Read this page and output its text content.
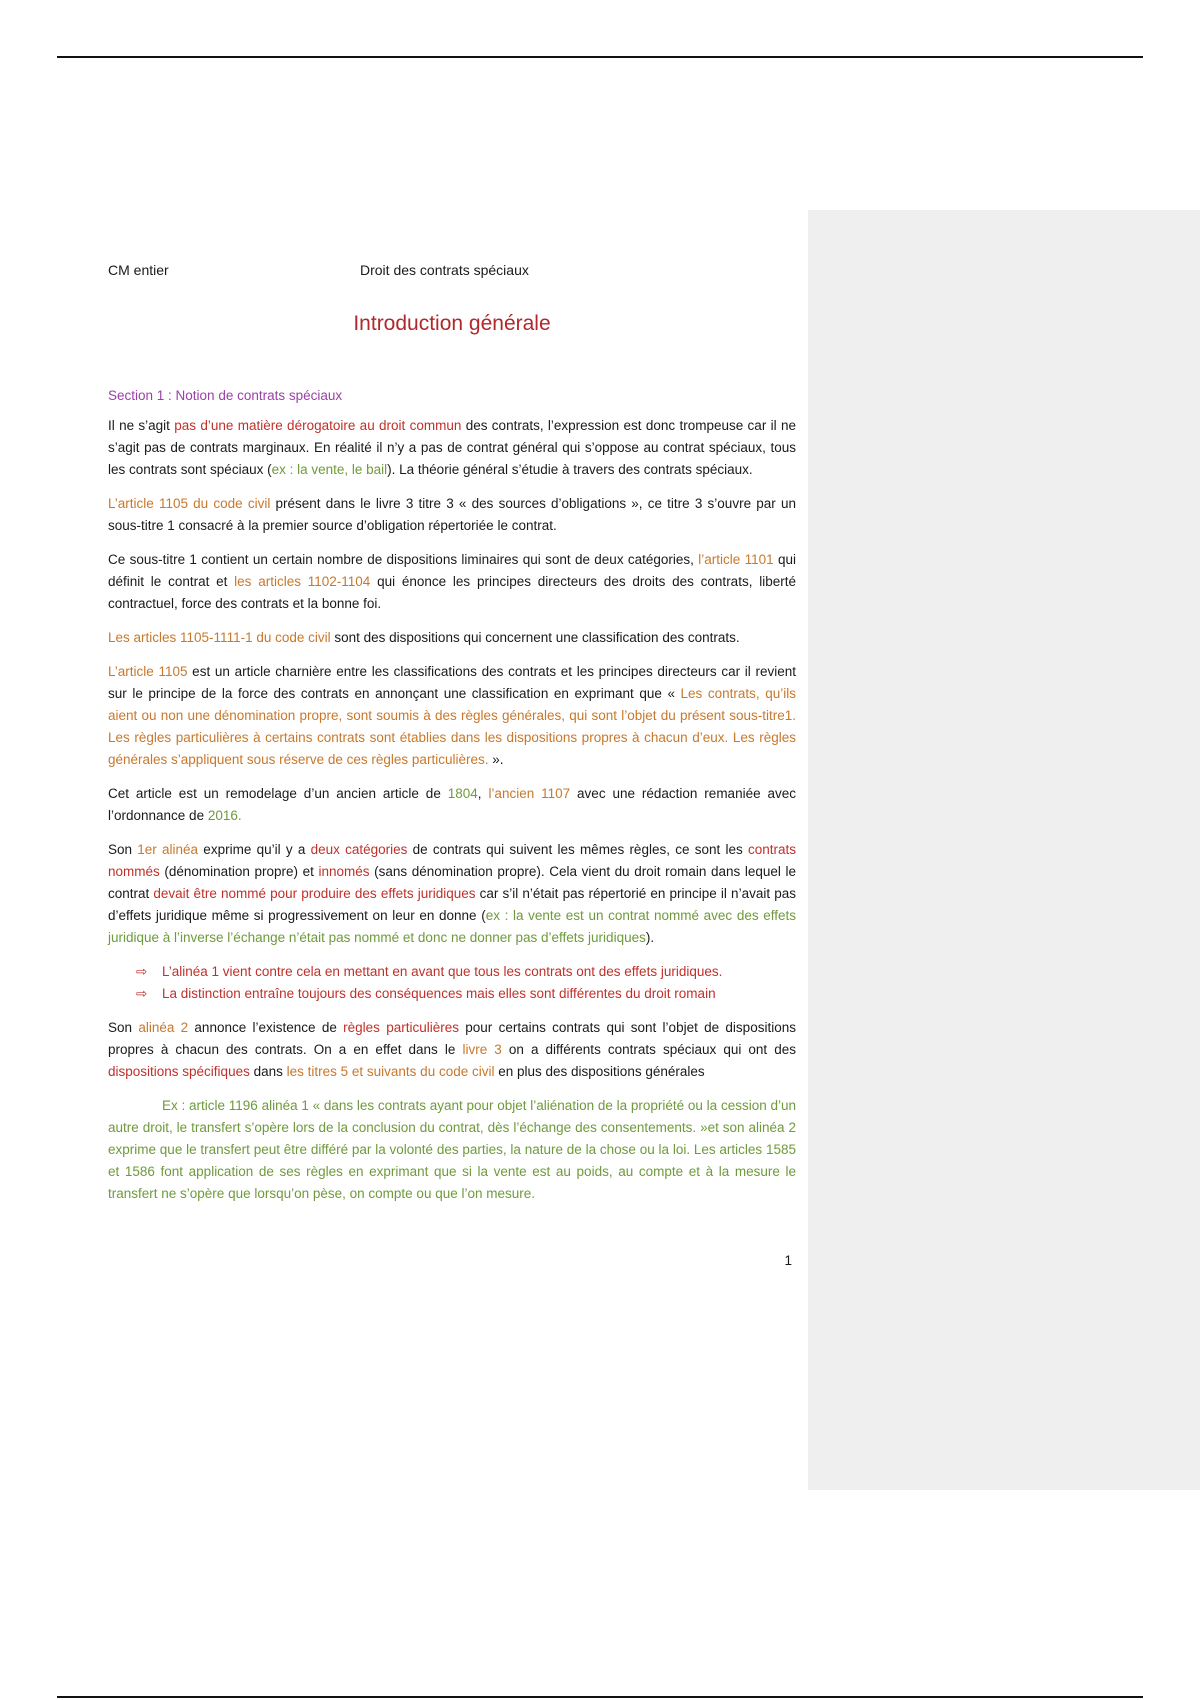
CM entier	Droit des contrats spéciaux
Introduction générale
Section 1 : Notion de contrats spéciaux

Il ne s’agit pas d’une matière dérogatoire au droit commun des contrats, l’expression est donc trompeuse car il ne s’agit pas de contrats marginaux. En réalité il n’y a pas de contrat général qui s’oppose au contrat spéciaux, tous les contrats sont spéciaux (ex : la vente, le bail). La théorie général s’étudie à travers des contrats spéciaux.

L’article 1105 du code civil présent dans le livre 3 titre 3 « des sources d’obligations », ce titre 3 s’ouvre par un sous-titre 1 consacré à la premier source d’obligation répertoriée le contrat.

Ce sous-titre 1 contient un certain nombre de dispositions liminaires qui sont de deux catégories, l’article 1101 qui définit le contrat et les articles 1102-1104 qui énonce les principes directeurs des droits des contrats, liberté contractuel, force des contrats et la bonne foi.

Les articles 1105-1111-1 du code civil sont des dispositions qui concernent une classification des contrats.

L’article 1105 est un article charnière entre les classifications des contrats et les principes directeurs car il revient sur le principe de la force des contrats en annonçant une classification en exprimant que « Les contrats, qu’ils aient ou non une dénomination propre, sont soumis à des règles générales, qui sont l’objet du présent sous-titre1. Les règles particulières à certains contrats sont établies dans les dispositions propres à chacun d’eux. Les règles générales s’appliquent sous réserve de ces règles particulières. ».

Cet article est un remodelage d’un ancien article de 1804, l’ancien 1107 avec une rédaction remaniée avec l’ordonnance de 2016.

Son 1er alinéa exprime qu’il y a deux catégories de contrats qui suivent les mêmes règles, ce sont les contrats nommés (dénomination propre) et innomés (sans dénomination propre). Cela vient du droit romain dans lequel le contrat devait être nommé pour produire des effets juridiques car s’il n’était pas répertorié en principe il n’avait pas d’effets juridique même si progressivement on leur en donne (ex : la vente est un contrat nommé avec des effets juridique à l’inverse l’échange n’était pas nommé et donc ne donner pas d’effets juridiques).

⇨ L’alinéa 1 vient contre cela en mettant en avant que tous les contrats ont des effets juridiques.
⇨ La distinction entraîne toujours des conséquences mais elles sont différentes du droit romain

Son alinéa 2 annonce l’existence de règles particulières pour certains contrats qui sont l’objet de dispositions propres à chacun des contrats. On a en effet dans le livre 3 on a différents contrats spéciaux qui ont des dispositions spécifiques dans les titres 5 et suivants du code civil en plus des dispositions générales

Ex : article 1196 alinéa 1 « dans les contrats ayant pour objet l’aliénation de la propriété ou la cession d’un autre droit, le transfert s’opère lors de la conclusion du contrat, dès l’échange des consentements. »et son alinéa 2 exprime que le transfert peut être différé par la volonté des parties, la nature de la chose ou la loi. Les articles 1585 et 1586 font application de ses règles en exprimant que si la vente est au poids, au compte et à la mesure le transfert ne s’opère que lorsqu’on pèse, on compte ou que l’on mesure.

1
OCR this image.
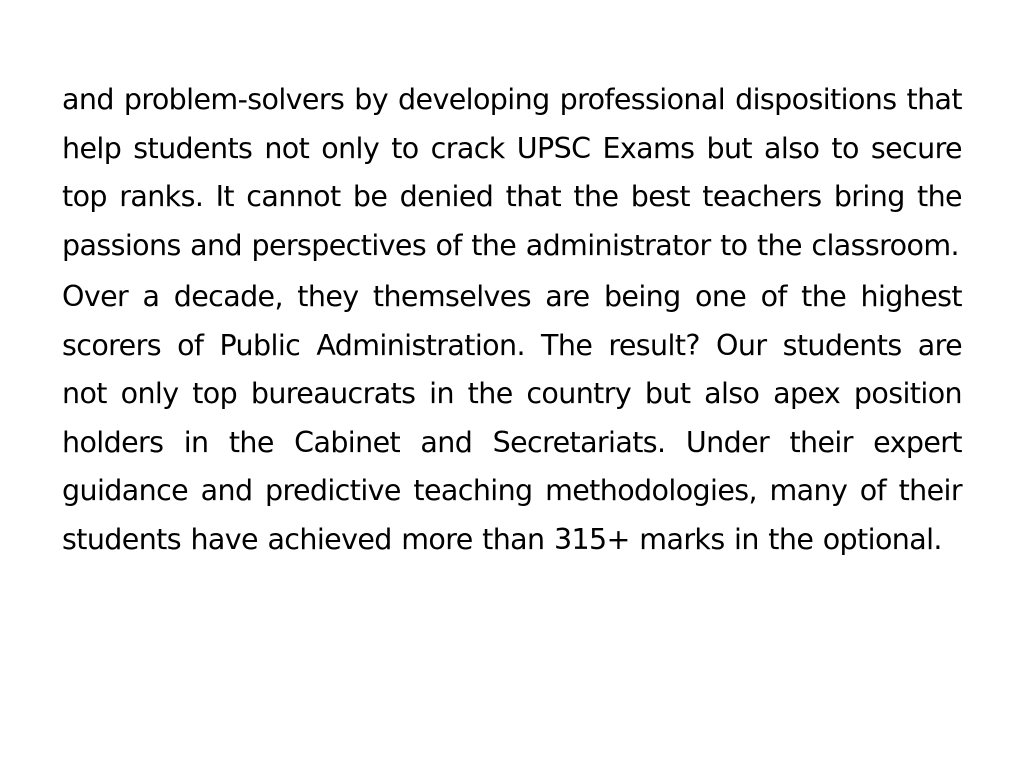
and problem-solvers by developing professional dispositions that help students not only to crack UPSC Exams but also to secure top ranks. It cannot be denied that the best teachers bring the passions and perspectives of the administrator to the classroom.

Over a decade, they themselves are being one of the highest scorers of Public Administration. The result? Our students are not only top bureaucrats in the country but also apex position holders in the Cabinet and Secretariats. Under their expert guidance and predictive teaching methodologies, many of their students have achieved more than 315+ marks in the optional.
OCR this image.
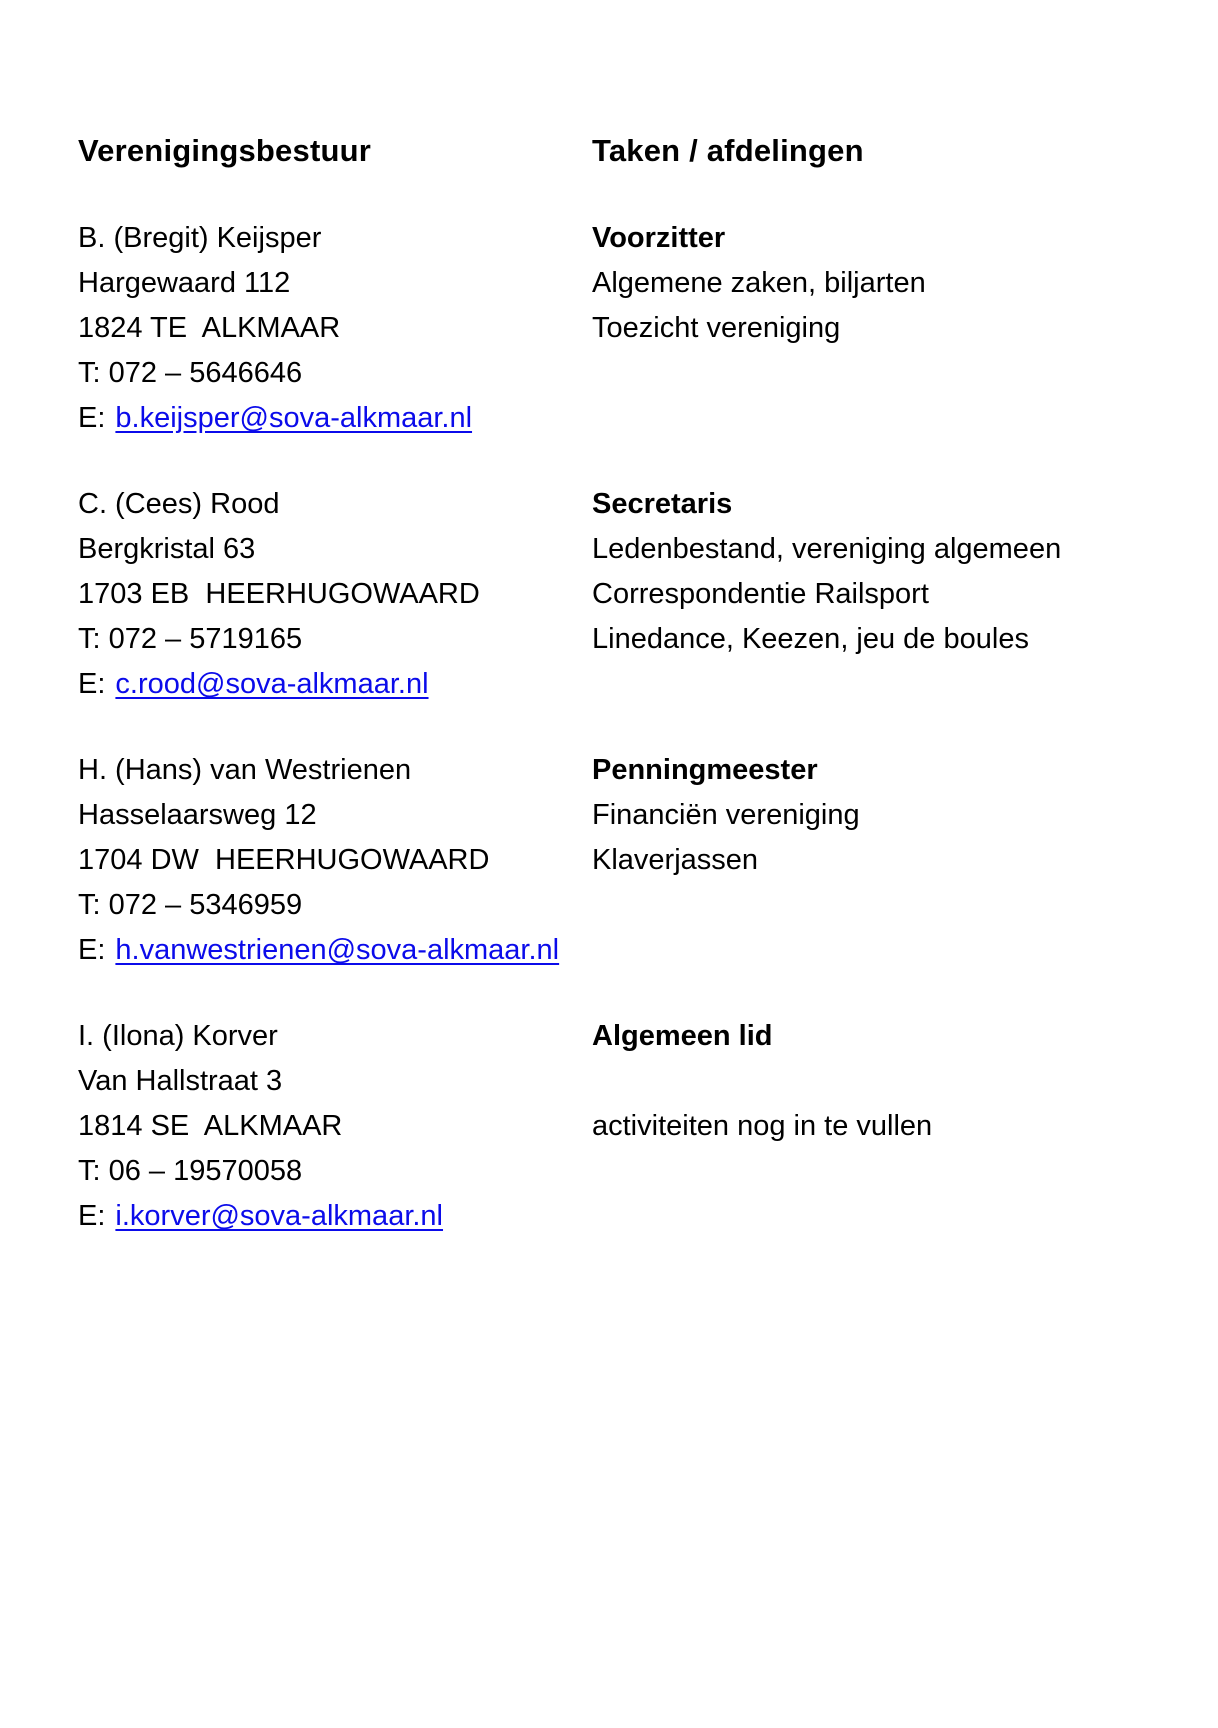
Verenigingsbestuur	Taken / afdelingen
B. (Bregit) Keijsper
Hargewaard 112
1824 TE  ALKMAAR
T: 072 – 5646646
E: b.keijsper@sova-alkmaar.nl
Voorzitter
Algemene zaken, biljarten
Toezicht vereniging
C. (Cees) Rood
Bergkristal 63
1703 EB  HEERHUGOWAARD
T: 072 – 5719165
E: c.rood@sova-alkmaar.nl
Secretaris
Ledenbestand, vereniging algemeen
Correspondentie Railsport
Linedance, Keezen, jeu de boules
H. (Hans) van Westrienen
Hasselaarsweg 12
1704 DW  HEERHUGOWAARD
T: 072 – 5346959
E: h.vanwestrienen@sova-alkmaar.nl
Penningmeester
Financiën vereniging
Klaverjassen
I. (Ilona) Korver
Van Hallstraat 3
1814 SE  ALKMAAR
T: 06 – 19570058
E: i.korver@sova-alkmaar.nl
Algemeen lid
activiteiten nog in te vullen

● ● ● ● ●

**Problem**:
Reproduce every entry word for word, but skip any pictures.

**Result**:
Read this page and output its text content.
CM entier	Droit des contrats spéciaux
Introduction générale
Section 1 : Notion de contrats spéciaux

Il ne s’agit pas d’une matière dérogatoire au droit commun des contrats, l’expression est donc trompeuse car il ne s’agit pas de contrats marginaux. En réalité il n’y a pas de contrat général qui s’oppose au contrat spéciaux, tous les contrats sont spéciaux (ex : la vente, le bail). La théorie général s’étudie à travers des contrats spéciaux.

L’article 1105 du code civil présent dans le livre 3 titre 3 « des sources d’obligations », ce titre 3 s’ouvre par un sous-titre 1 consacré à la premier source d’obligation répertoriée le contrat.

Ce sous-titre 1 contient un certain nombre de dispositions liminaires qui sont de deux catégories, l’article 1101 qui définit le contrat et les articles 1102-1104 qui énonce les principes directeurs des droits des contrats, liberté contractuel, force des contrats et la bonne foi.

Les articles 1105-1111-1 du code civil sont des dispositions qui concernent une classification des contrats.

L’article 1105 est un article charnière entre les classifications des contrats et les principes directeurs car il revient sur le principe de la force des contrats en annonçant une classification en exprimant que « Les contrats, qu’ils aient ou non une dénomination propre, sont soumis à des règles générales, qui sont l’objet du présent sous-titre1. Les règles particulières à certains contrats sont établies dans les dispositions propres à chacun d’eux. Les règles générales s’appliquent sous réserve de ces règles particulières. ».

Cet article est un remodelage d’un ancien article de 1804, l’ancien 1107 avec une rédaction remaniée avec l’ordonnance de 2016.

Son 1er alinéa exprime qu’il y a deux catégories de contrats qui suivent les mêmes règles, ce sont les contrats nommés (dénomination propre) et innomés (sans dénomination propre). Cela vient du droit romain dans lequel le contrat devait être nommé pour produire des effets juridiques car s’il n’était pas répertorié en principe il n’avait pas d’effets juridique même si progressivement on leur en donne (ex : la vente est un contrat nommé avec des effets juridique à l’inverse l’échange n’était pas nommé et donc ne donner pas d’effets juridiques).

⇨ L’alinéa 1 vient contre cela en mettant en avant que tous les contrats ont des effets juridiques.
⇨ La distinction entraîne toujours des conséquences mais elles sont différentes du droit romain

Son alinéa 2 annonce l’existence de règles particulières pour certains contrats qui sont l’objet de dispositions propres à chacun des contrats. On a en effet dans le livre 3 on a différents contrats spéciaux qui ont des dispositions spécifiques dans les titres 5 et suivants du code civil en plus des dispositions générales

Ex : article 1196 alinéa 1 « dans les contrats ayant pour objet l’aliénation de la propriété ou la cession d’un autre droit, le transfert s’opère lors de la conclusion du contrat, dès l’échange des consentements. »et son alinéa 2 exprime que le transfert peut être différé par la volonté des parties, la nature de la chose ou la loi. Les articles 1585 et 1586 font application de ses règles en exprimant que si la vente est au poids, au compte et à la mesure le transfert ne s’opère que lorsqu’on pèse, on compte ou que l’on mesure.

1
OCR this image.
and problem-solvers by developing professional dispositions that help students not only to crack UPSC Exams but also to secure top ranks. It cannot be denied that the best teachers bring the passions and perspectives of the administrator to the classroom.

Over a decade, they themselves are being one of the highest scorers of Public Administration. The result? Our students are not only top bureaucrats in the country but also apex position holders in the Cabinet and Secretariats. Under their expert guidance and predictive teaching methodologies, many of their students have achieved more than 315+ marks in the optional.
OCR this image.
Verenigingsbestuur	Taken / afdelingen
B. (Bregit) Keijsper
Hargewaard 112
1824 TE  ALKMAAR
T: 072 – 5646646
E: b.keijsper@sova-alkmaar.nl
Voorzitter
Algemene zaken, biljarten
Toezicht vereniging
C. (Cees) Rood
Bergkristal 63
1703 EB  HEERHUGOWAARD
T: 072 – 5719165
E: c.rood@sova-alkmaar.nl
Secretaris
Ledenbestand, vereniging algemeen
Correspondentie Railsport
Linedance, Keezen, jeu de boules
H. (Hans) van Westrienen
Hasselaarsweg 12
1704 DW  HEERHUGOWAARD
T: 072 – 5346959
E: h.vanwestrienen@sova-alkmaar.nl
Penningmeester
Financiën vereniging
Klaverjassen
I. (Ilona) Korver
Van Hallstraat 3
1814 SE  ALKMAAR
T: 06 – 19570058
E: i.korver@sova-alkmaar.nl
Algemeen lid
activiteiten nog in te vullen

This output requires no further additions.